Exercise brief ▸ Images are to be omitted, and the rest of the records reproduced exactly.

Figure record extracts
---------------

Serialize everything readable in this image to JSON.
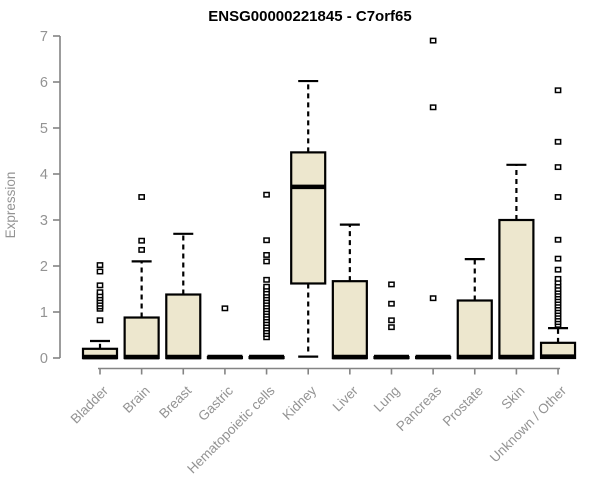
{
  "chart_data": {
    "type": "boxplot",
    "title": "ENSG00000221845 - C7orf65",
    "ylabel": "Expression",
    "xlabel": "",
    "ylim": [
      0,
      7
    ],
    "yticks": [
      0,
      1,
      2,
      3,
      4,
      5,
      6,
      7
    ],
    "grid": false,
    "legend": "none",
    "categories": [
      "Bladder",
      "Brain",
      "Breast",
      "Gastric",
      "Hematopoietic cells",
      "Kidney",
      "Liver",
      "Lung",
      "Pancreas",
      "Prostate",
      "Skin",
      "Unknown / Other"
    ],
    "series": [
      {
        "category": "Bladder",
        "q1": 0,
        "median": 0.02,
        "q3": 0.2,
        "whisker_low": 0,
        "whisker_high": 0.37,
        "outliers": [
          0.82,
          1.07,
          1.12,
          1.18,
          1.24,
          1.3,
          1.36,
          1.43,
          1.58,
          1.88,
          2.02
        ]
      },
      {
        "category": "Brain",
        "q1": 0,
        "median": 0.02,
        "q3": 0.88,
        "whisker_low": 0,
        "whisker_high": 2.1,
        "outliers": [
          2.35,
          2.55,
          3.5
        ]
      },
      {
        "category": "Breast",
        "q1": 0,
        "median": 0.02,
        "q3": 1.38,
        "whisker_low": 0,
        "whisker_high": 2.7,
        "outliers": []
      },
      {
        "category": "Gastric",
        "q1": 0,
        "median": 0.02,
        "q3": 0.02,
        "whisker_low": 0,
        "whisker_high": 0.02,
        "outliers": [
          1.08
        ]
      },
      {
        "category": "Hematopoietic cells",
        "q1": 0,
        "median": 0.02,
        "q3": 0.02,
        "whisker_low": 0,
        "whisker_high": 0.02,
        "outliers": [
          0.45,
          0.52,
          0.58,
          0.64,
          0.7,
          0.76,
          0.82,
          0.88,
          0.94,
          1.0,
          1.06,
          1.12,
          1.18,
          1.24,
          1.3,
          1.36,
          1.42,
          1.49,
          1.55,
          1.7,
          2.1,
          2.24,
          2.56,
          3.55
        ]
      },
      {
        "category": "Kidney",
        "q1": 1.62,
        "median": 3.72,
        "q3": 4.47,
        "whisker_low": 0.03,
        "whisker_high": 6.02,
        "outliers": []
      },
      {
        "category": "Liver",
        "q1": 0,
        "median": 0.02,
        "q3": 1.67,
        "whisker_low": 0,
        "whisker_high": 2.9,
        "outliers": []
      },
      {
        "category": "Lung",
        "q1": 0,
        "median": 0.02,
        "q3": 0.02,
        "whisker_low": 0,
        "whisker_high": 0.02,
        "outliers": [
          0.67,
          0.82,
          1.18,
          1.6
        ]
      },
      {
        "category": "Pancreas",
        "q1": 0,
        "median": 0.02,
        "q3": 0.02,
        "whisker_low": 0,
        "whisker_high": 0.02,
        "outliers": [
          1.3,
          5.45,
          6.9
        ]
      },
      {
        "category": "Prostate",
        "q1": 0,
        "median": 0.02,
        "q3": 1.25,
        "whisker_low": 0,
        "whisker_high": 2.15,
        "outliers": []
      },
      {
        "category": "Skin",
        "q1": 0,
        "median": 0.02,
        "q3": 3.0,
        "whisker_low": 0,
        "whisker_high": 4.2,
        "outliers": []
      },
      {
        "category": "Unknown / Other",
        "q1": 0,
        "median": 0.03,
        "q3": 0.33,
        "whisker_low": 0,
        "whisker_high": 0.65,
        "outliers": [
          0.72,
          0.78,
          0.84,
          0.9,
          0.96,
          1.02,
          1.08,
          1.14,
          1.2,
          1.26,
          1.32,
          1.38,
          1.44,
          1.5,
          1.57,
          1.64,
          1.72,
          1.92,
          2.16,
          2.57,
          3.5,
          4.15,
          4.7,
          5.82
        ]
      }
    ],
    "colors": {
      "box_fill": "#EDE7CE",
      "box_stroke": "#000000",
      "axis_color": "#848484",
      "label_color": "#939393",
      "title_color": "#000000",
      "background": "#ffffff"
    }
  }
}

---------------

Result of this exercise ▸
Serialize everything readable in this image to JSON.
{
  "chart_data": {
    "type": "boxplot",
    "title": "ENSG00000221845 - C7orf65",
    "ylabel": "Expression",
    "xlabel": "",
    "ylim": [
      0,
      7
    ],
    "yticks": [
      0,
      1,
      2,
      3,
      4,
      5,
      6,
      7
    ],
    "grid": false,
    "legend": "none",
    "categories": [
      "Bladder",
      "Brain",
      "Breast",
      "Gastric",
      "Hematopoietic cells",
      "Kidney",
      "Liver",
      "Lung",
      "Pancreas",
      "Prostate",
      "Skin",
      "Unknown / Other"
    ],
    "series": [
      {
        "category": "Bladder",
        "q1": 0,
        "median": 0.02,
        "q3": 0.2,
        "whisker_low": 0,
        "whisker_high": 0.37,
        "outliers": [
          0.82,
          1.07,
          1.12,
          1.18,
          1.24,
          1.3,
          1.36,
          1.43,
          1.58,
          1.88,
          2.02
        ]
      },
      {
        "category": "Brain",
        "q1": 0,
        "median": 0.02,
        "q3": 0.88,
        "whisker_low": 0,
        "whisker_high": 2.1,
        "outliers": [
          2.35,
          2.55,
          3.5
        ]
      },
      {
        "category": "Breast",
        "q1": 0,
        "median": 0.02,
        "q3": 1.38,
        "whisker_low": 0,
        "whisker_high": 2.7,
        "outliers": []
      },
      {
        "category": "Gastric",
        "q1": 0,
        "median": 0.02,
        "q3": 0.02,
        "whisker_low": 0,
        "whisker_high": 0.02,
        "outliers": [
          1.08
        ]
      },
      {
        "category": "Hematopoietic cells",
        "q1": 0,
        "median": 0.02,
        "q3": 0.02,
        "whisker_low": 0,
        "whisker_high": 0.02,
        "outliers": [
          0.45,
          0.52,
          0.58,
          0.64,
          0.7,
          0.76,
          0.82,
          0.88,
          0.94,
          1.0,
          1.06,
          1.12,
          1.18,
          1.24,
          1.3,
          1.36,
          1.42,
          1.49,
          1.55,
          1.7,
          2.1,
          2.24,
          2.56,
          3.55
        ]
      },
      {
        "category": "Kidney",
        "q1": 1.62,
        "median": 3.72,
        "q3": 4.47,
        "whisker_low": 0.03,
        "whisker_high": 6.02,
        "outliers": []
      },
      {
        "category": "Liver",
        "q1": 0,
        "median": 0.02,
        "q3": 1.67,
        "whisker_low": 0,
        "whisker_high": 2.9,
        "outliers": []
      },
      {
        "category": "Lung",
        "q1": 0,
        "median": 0.02,
        "q3": 0.02,
        "whisker_low": 0,
        "whisker_high": 0.02,
        "outliers": [
          0.67,
          0.82,
          1.18,
          1.6
        ]
      },
      {
        "category": "Pancreas",
        "q1": 0,
        "median": 0.02,
        "q3": 0.02,
        "whisker_low": 0,
        "whisker_high": 0.02,
        "outliers": [
          1.3,
          5.45,
          6.9
        ]
      },
      {
        "category": "Prostate",
        "q1": 0,
        "median": 0.02,
        "q3": 1.25,
        "whisker_low": 0,
        "whisker_high": 2.15,
        "outliers": []
      },
      {
        "category": "Skin",
        "q1": 0,
        "median": 0.02,
        "q3": 3.0,
        "whisker_low": 0,
        "whisker_high": 4.2,
        "outliers": []
      },
      {
        "category": "Unknown / Other",
        "q1": 0,
        "median": 0.03,
        "q3": 0.33,
        "whisker_low": 0,
        "whisker_high": 0.65,
        "outliers": [
          0.72,
          0.78,
          0.84,
          0.9,
          0.96,
          1.02,
          1.08,
          1.14,
          1.2,
          1.26,
          1.32,
          1.38,
          1.44,
          1.5,
          1.57,
          1.64,
          1.72,
          1.92,
          2.16,
          2.57,
          3.5,
          4.15,
          4.7,
          5.82
        ]
      }
    ],
    "colors": {
      "box_fill": "#EDE7CE",
      "box_stroke": "#000000",
      "axis_color": "#848484",
      "label_color": "#939393",
      "title_color": "#000000",
      "background": "#ffffff"
    }
  }
}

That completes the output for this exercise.